** TASK **
Reproduce verbatim the records from the start through the line containing "- cloud-word-built: built: [757, 464, 801, 488]", with both ends included.

═════ TASK MATERIAL

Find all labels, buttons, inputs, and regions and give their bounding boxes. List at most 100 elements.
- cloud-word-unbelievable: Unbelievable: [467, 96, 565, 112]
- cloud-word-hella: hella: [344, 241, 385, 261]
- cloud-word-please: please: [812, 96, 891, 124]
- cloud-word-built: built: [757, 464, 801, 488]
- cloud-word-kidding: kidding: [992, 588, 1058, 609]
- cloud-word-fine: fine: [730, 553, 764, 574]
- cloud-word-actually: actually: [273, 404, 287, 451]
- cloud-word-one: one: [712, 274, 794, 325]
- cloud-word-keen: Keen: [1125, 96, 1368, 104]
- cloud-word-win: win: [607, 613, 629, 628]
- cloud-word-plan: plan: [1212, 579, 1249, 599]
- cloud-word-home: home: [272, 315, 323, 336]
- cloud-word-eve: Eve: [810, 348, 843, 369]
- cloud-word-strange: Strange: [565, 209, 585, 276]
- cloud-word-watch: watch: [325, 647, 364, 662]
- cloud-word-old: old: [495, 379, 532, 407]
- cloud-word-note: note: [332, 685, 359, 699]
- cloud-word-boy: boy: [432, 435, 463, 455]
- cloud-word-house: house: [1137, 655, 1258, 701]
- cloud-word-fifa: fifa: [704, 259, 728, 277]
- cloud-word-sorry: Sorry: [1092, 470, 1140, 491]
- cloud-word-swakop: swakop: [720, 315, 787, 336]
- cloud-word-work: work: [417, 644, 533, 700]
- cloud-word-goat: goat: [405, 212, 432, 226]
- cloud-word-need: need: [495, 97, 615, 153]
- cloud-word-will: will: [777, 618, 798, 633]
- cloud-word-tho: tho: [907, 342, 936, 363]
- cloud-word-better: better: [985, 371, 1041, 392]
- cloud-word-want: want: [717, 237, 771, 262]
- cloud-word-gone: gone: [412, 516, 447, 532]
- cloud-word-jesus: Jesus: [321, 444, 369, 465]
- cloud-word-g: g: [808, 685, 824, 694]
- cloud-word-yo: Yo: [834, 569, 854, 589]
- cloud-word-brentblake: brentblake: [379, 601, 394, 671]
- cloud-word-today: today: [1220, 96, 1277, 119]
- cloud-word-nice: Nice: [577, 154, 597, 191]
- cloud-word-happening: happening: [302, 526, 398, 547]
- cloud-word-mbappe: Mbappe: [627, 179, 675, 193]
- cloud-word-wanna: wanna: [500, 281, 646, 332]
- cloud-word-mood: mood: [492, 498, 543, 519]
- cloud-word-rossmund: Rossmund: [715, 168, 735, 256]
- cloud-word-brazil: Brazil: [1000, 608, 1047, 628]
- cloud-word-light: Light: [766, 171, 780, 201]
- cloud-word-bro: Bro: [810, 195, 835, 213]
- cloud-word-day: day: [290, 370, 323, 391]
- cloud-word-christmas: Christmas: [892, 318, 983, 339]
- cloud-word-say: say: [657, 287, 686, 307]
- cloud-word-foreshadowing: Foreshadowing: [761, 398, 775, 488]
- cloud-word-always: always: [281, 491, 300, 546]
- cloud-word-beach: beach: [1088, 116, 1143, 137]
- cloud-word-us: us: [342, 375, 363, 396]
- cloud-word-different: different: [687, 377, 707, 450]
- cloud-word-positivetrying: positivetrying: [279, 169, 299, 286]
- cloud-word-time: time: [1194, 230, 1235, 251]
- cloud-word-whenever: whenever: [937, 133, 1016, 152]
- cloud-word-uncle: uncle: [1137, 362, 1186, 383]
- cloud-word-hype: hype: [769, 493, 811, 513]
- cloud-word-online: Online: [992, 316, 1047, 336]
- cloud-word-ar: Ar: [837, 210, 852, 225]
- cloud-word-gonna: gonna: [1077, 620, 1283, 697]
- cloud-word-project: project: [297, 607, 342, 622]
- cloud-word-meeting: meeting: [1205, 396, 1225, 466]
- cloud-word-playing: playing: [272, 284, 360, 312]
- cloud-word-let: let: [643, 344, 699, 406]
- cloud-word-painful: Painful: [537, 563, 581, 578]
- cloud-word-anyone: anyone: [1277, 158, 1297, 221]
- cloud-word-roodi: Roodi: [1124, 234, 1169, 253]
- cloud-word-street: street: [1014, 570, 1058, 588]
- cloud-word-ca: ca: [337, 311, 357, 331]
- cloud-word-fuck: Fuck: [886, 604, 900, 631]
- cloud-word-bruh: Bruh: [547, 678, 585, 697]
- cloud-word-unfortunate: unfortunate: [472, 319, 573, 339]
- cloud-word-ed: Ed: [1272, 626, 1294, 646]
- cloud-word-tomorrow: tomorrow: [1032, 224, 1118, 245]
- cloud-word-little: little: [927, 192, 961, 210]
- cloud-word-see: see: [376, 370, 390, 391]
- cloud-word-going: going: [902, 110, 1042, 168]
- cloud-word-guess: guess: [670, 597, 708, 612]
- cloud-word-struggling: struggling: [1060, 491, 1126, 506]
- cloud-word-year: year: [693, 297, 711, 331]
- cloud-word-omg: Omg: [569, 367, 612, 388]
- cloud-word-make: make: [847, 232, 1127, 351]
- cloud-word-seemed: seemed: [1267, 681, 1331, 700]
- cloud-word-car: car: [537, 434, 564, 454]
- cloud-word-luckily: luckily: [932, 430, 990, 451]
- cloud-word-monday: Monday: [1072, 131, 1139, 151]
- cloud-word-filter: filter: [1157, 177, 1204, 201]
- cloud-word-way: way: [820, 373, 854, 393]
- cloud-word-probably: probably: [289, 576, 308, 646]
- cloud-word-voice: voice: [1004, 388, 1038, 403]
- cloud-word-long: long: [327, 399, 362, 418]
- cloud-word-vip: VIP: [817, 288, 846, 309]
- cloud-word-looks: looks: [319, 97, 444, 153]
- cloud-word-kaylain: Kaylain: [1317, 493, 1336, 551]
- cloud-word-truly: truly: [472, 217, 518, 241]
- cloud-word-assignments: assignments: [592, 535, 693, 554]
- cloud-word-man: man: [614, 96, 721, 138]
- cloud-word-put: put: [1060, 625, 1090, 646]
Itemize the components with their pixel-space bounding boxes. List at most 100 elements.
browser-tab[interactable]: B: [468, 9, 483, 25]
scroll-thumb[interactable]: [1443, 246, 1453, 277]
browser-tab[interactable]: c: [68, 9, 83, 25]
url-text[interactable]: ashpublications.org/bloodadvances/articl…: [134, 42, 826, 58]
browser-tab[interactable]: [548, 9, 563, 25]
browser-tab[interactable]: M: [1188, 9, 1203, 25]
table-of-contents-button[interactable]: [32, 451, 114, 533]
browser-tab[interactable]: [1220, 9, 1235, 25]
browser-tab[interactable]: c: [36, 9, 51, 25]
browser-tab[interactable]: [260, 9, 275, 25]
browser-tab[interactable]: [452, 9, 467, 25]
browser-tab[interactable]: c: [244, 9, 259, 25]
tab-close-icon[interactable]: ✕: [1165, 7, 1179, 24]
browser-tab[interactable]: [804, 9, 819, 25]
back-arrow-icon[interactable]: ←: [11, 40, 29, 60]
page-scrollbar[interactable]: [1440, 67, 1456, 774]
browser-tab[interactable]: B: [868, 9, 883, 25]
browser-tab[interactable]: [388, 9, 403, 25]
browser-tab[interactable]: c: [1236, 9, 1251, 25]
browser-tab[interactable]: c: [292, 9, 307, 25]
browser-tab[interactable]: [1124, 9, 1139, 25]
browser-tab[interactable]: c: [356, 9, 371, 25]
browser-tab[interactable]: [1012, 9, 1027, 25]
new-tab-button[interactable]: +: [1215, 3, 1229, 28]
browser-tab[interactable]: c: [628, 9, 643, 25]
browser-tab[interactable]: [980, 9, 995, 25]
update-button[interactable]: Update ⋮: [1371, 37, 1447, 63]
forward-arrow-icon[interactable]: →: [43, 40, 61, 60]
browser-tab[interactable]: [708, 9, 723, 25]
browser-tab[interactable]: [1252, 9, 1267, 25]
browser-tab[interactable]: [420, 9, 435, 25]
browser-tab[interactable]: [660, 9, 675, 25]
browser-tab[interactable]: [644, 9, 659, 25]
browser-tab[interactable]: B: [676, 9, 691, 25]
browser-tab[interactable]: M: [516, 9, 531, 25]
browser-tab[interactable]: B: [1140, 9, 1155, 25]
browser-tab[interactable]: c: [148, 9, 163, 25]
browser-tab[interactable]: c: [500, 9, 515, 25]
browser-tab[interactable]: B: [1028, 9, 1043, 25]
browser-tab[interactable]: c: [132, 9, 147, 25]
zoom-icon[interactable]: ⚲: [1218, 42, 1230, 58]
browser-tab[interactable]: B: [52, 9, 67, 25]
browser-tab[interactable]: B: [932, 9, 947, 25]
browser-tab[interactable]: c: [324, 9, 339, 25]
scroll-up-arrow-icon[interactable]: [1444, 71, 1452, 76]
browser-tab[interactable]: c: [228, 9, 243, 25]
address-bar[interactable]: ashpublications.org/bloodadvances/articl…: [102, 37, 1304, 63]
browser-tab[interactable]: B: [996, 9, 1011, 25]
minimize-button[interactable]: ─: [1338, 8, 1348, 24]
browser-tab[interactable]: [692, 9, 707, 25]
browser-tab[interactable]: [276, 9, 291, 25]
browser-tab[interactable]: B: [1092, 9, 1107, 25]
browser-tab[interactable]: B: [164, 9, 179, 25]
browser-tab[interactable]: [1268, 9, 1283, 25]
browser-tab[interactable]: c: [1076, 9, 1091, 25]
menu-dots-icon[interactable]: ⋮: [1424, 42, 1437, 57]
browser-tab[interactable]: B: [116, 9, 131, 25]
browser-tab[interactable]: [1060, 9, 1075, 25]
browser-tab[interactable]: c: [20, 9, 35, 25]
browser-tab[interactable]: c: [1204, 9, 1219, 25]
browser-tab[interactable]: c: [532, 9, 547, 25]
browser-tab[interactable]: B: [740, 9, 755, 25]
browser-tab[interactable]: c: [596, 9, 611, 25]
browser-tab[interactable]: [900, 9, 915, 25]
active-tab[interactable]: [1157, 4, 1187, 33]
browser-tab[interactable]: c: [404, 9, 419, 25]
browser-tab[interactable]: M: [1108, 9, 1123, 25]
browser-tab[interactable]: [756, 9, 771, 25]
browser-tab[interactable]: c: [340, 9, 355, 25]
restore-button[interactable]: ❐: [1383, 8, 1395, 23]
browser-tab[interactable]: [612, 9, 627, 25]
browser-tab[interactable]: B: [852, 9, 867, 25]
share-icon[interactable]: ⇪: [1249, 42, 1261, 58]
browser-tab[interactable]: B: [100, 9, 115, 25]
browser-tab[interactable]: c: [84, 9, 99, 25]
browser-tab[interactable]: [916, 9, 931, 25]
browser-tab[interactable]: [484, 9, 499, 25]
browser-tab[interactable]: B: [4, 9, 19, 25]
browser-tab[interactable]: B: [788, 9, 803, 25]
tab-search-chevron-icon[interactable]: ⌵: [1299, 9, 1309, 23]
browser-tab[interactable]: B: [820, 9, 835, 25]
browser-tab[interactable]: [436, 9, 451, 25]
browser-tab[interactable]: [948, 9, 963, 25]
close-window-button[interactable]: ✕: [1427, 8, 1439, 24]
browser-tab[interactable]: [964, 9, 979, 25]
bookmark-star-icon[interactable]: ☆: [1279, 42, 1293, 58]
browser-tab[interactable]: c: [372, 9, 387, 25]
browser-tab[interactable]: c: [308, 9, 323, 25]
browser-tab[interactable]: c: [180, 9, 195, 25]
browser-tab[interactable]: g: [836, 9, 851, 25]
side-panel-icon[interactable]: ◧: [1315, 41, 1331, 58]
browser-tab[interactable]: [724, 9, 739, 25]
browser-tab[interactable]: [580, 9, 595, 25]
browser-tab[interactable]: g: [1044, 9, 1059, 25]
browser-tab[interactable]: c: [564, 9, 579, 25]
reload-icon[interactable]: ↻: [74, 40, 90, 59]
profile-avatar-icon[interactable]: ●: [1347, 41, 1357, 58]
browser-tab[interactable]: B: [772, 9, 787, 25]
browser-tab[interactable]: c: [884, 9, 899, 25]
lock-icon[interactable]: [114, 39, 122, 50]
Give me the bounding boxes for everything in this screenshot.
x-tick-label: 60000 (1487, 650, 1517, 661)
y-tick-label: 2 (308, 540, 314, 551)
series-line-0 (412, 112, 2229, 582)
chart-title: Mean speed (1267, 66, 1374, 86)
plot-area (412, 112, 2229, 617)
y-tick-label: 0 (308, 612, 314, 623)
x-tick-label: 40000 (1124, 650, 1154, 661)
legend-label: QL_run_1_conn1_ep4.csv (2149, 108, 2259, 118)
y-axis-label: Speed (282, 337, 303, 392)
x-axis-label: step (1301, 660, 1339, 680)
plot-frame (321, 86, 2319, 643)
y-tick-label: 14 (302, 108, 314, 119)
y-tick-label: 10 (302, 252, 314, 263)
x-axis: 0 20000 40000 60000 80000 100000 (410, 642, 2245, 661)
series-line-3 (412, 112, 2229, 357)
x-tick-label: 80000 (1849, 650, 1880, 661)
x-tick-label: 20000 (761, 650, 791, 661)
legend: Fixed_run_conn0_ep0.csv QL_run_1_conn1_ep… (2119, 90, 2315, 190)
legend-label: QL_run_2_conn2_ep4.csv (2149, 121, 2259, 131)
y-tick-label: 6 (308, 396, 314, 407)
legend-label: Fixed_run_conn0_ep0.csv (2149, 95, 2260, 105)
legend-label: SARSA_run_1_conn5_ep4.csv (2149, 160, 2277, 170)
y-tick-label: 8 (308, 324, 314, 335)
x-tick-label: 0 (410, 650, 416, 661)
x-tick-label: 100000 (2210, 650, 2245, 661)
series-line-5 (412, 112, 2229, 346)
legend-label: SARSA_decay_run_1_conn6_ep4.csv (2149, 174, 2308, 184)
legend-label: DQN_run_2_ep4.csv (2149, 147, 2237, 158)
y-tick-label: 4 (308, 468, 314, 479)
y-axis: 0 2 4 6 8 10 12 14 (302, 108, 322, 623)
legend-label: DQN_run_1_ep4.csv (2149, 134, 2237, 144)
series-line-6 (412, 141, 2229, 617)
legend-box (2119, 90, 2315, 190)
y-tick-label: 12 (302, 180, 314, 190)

══════════

** EXPECTED OUTPUT **
Find all labels, buttons, inputs, and regions and give their bounding boxes. List at most 100 elements.
- cloud-word-unbelievable: Unbelievable: [467, 96, 565, 112]
- cloud-word-hella: hella: [344, 241, 385, 261]
- cloud-word-please: please: [812, 96, 891, 124]
- cloud-word-built: built: [757, 464, 801, 488]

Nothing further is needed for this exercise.